> What you have to do
Pictures do not belong in the copy; restate the records below word for word.

───

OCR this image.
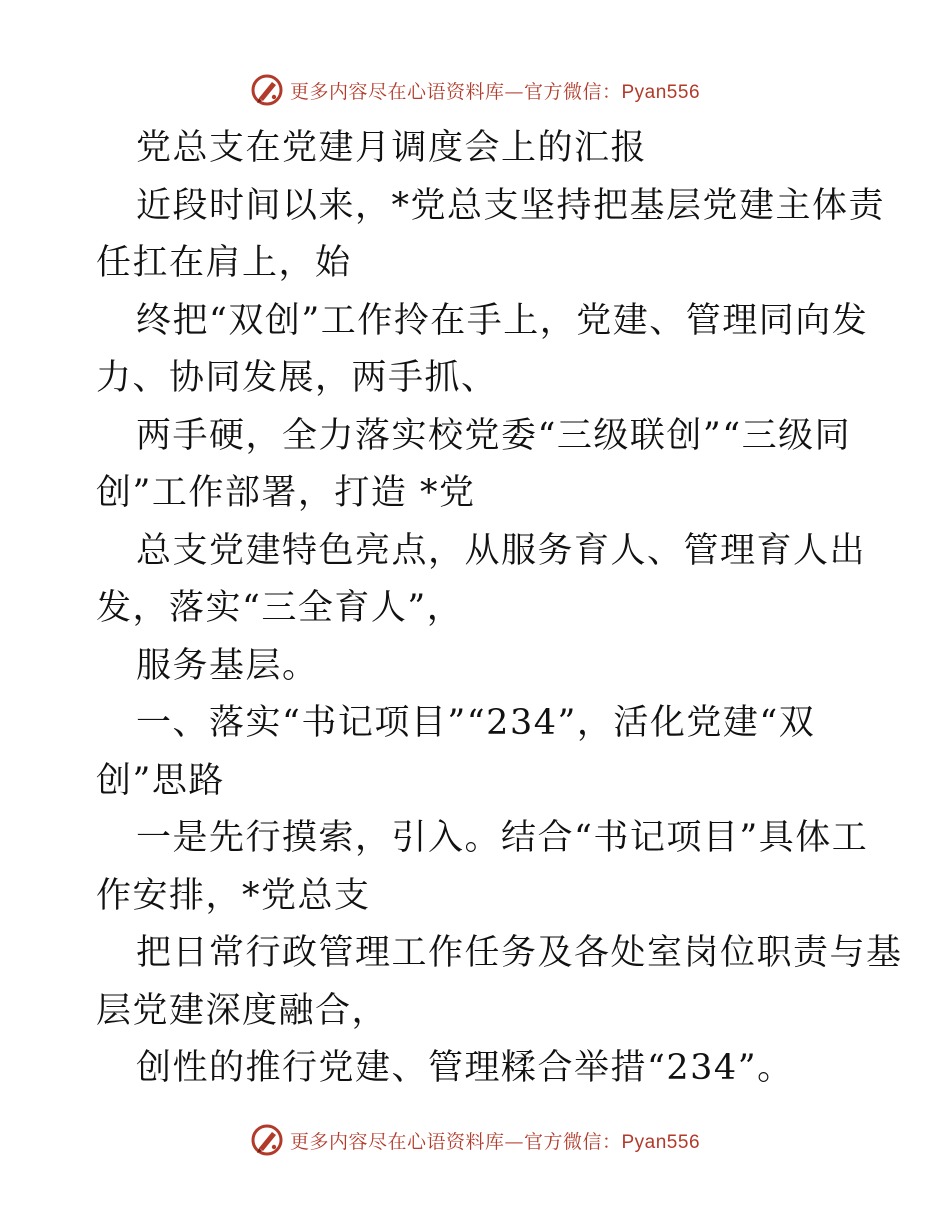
更多内容尽在心语资料库—官方微信：Pyan556
党总支在党建月调度会上的汇报
近段时间以来，*党总支坚持把基层党建主体责
任扛在肩上，始
终把“双创”工作拎在手上，党建、管理同向发
力、协同发展，两手抓、
两手硬，全力落实校党委“三级联创”“三级同
创”工作部署，打造 *党
总支党建特色亮点，从服务育人、管理育人出
发，落实“三全育人”，
服务基层。
一、落实“书记项目”“234”，活化党建“双
创”思路
一是先行摸索，引入。结合“书记项目”具体工
作安排，*党总支
把日常行政管理工作任务及各处室岗位职责与基
层党建深度融合，
创性的推行党建、管理糅合举措“234”。
更多内容尽在心语资料库—官方微信：Pyan556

───

> Answer for the task
OCR this image.
更多内容尽在心语资料库—官方微信：Pyan556
党总支在党建月调度会上的汇报
近段时间以来，*党总支坚持把基层党建主体责
任扛在肩上，始
终把“双创”工作拎在手上，党建、管理同向发
力、协同发展，两手抓、
两手硬，全力落实校党委“三级联创”“三级同
创”工作部署，打造 *党
总支党建特色亮点，从服务育人、管理育人出
发，落实“三全育人”，
服务基层。
一、落实“书记项目”“234”，活化党建“双
创”思路
一是先行摸索，引入。结合“书记项目”具体工
作安排，*党总支
把日常行政管理工作任务及各处室岗位职责与基
层党建深度融合，
创性的推行党建、管理糅合举措“234”。
更多内容尽在心语资料库—官方微信：Pyan556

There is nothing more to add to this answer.